• **GIVEN INSTRUCTION**
Present every line of the records below as a numbered list, leaving out any blank lines.

• **INPUT MATERIAL**
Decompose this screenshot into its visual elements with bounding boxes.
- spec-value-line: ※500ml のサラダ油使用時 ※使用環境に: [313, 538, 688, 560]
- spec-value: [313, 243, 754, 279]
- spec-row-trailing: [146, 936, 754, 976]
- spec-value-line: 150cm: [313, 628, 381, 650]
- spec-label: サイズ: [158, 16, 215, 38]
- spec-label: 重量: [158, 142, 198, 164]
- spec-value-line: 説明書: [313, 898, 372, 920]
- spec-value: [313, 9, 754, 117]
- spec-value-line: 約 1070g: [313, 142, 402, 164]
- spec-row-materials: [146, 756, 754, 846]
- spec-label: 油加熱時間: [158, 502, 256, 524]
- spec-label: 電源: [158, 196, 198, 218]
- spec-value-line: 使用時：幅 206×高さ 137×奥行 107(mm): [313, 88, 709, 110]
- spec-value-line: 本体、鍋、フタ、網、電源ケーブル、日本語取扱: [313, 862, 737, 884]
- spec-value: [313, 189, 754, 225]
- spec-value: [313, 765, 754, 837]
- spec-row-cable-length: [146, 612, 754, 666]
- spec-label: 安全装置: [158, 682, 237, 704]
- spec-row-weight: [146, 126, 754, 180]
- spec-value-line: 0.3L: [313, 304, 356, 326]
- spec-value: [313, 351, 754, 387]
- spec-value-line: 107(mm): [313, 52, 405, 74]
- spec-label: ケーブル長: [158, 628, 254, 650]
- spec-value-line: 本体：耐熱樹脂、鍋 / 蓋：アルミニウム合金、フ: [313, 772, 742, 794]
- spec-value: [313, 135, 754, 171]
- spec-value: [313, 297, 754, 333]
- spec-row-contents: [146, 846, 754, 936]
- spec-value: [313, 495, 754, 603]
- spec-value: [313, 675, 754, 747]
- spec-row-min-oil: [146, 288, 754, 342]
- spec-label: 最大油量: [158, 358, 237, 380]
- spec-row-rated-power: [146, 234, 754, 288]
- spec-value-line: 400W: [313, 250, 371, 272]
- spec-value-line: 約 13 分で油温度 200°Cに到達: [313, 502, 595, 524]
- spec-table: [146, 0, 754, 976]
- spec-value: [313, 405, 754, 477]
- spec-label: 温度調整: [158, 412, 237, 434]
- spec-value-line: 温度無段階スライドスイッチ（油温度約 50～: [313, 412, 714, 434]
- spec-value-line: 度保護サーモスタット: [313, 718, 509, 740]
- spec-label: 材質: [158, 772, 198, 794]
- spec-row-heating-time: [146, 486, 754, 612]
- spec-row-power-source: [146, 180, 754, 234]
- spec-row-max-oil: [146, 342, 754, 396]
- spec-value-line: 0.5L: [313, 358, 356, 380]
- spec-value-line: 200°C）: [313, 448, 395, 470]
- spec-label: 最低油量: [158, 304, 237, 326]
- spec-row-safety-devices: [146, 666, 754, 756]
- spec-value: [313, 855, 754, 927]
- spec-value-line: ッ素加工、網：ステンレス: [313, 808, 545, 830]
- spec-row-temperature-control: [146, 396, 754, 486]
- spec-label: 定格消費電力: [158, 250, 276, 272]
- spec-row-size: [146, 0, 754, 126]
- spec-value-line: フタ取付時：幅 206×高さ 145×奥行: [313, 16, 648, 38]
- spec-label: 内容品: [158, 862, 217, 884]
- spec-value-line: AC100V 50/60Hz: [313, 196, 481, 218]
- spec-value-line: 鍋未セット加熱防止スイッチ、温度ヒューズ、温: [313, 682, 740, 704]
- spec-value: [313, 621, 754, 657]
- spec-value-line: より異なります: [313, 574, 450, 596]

• **RESULT FOR THIS TASK**
1. Decompose this screenshot into its visual elements with bounding boxes.
2. - spec-value-line: ※500ml のサラダ油使用時 ※使用環境に: [313, 538, 688, 560]
3. - spec-value: [313, 243, 754, 279]
4. - spec-row-trailing: [146, 936, 754, 976]
5. - spec-value-line: 150cm: [313, 628, 381, 650]
6. - spec-label: サイズ: [158, 16, 215, 38]
7. - spec-label: 重量: [158, 142, 198, 164]
8. - spec-value-line: 説明書: [313, 898, 372, 920]
9. - spec-value: [313, 9, 754, 117]
10. - spec-value-line: 約 1070g: [313, 142, 402, 164]
11. - spec-row-materials: [146, 756, 754, 846]
12. - spec-label: 油加熱時間: [158, 502, 256, 524]
13. - spec-label: 電源: [158, 196, 198, 218]
14. - spec-value-line: 使用時：幅 206×高さ 137×奥行 107(mm): [313, 88, 709, 110]
15. - spec-value-line: 本体、鍋、フタ、網、電源ケーブル、日本語取扱: [313, 862, 737, 884]
16. - spec-value: [313, 189, 754, 225]
17. - spec-value: [313, 765, 754, 837]
18. - spec-row-cable-length: [146, 612, 754, 666]
19. - spec-label: 安全装置: [158, 682, 237, 704]
20. - spec-row-weight: [146, 126, 754, 180]
21. - spec-value-line: 0.3L: [313, 304, 356, 326]
22. - spec-value: [313, 351, 754, 387]
23. - spec-value-line: 107(mm): [313, 52, 405, 74]
24. - spec-label: ケーブル長: [158, 628, 254, 650]
25. - spec-value-line: 本体：耐熱樹脂、鍋 / 蓋：アルミニウム合金、フ: [313, 772, 742, 794]
26. - spec-value: [313, 135, 754, 171]
27. - spec-value: [313, 297, 754, 333]
28. - spec-row-contents: [146, 846, 754, 936]
29. - spec-value: [313, 495, 754, 603]
30. - spec-value: [313, 675, 754, 747]
31. - spec-row-min-oil: [146, 288, 754, 342]
32. - spec-label: 最大油量: [158, 358, 237, 380]
33. - spec-row-rated-power: [146, 234, 754, 288]
34. - spec-value-line: 400W: [313, 250, 371, 272]
35. - spec-value-line: 約 13 分で油温度 200°Cに到達: [313, 502, 595, 524]
36. - spec-table: [146, 0, 754, 976]
37. - spec-value: [313, 405, 754, 477]
38. - spec-label: 温度調整: [158, 412, 237, 434]
39. - spec-value-line: 温度無段階スライドスイッチ（油温度約 50～: [313, 412, 714, 434]
40. - spec-value-line: 度保護サーモスタット: [313, 718, 509, 740]
41. - spec-label: 材質: [158, 772, 198, 794]
42. - spec-row-heating-time: [146, 486, 754, 612]
43. - spec-row-power-source: [146, 180, 754, 234]
44. - spec-row-max-oil: [146, 342, 754, 396]
45. - spec-value-line: 0.5L: [313, 358, 356, 380]
46. - spec-value-line: 200°C）: [313, 448, 395, 470]
47. - spec-label: 最低油量: [158, 304, 237, 326]
48. - spec-row-safety-devices: [146, 666, 754, 756]
49. - spec-value: [313, 855, 754, 927]
50. - spec-value-line: ッ素加工、網：ステンレス: [313, 808, 545, 830]
51. - spec-row-temperature-control: [146, 396, 754, 486]
52. - spec-label: 定格消費電力: [158, 250, 276, 272]
53. - spec-row-size: [146, 0, 754, 126]
54. - spec-value-line: フタ取付時：幅 206×高さ 145×奥行: [313, 16, 648, 38]
55. - spec-label: 内容品: [158, 862, 217, 884]
56. - spec-value-line: AC100V 50/60Hz: [313, 196, 481, 218]
57. - spec-value-line: 鍋未セット加熱防止スイッチ、温度ヒューズ、温: [313, 682, 740, 704]
58. - spec-value: [313, 621, 754, 657]
59. - spec-value-line: より異なります: [313, 574, 450, 596]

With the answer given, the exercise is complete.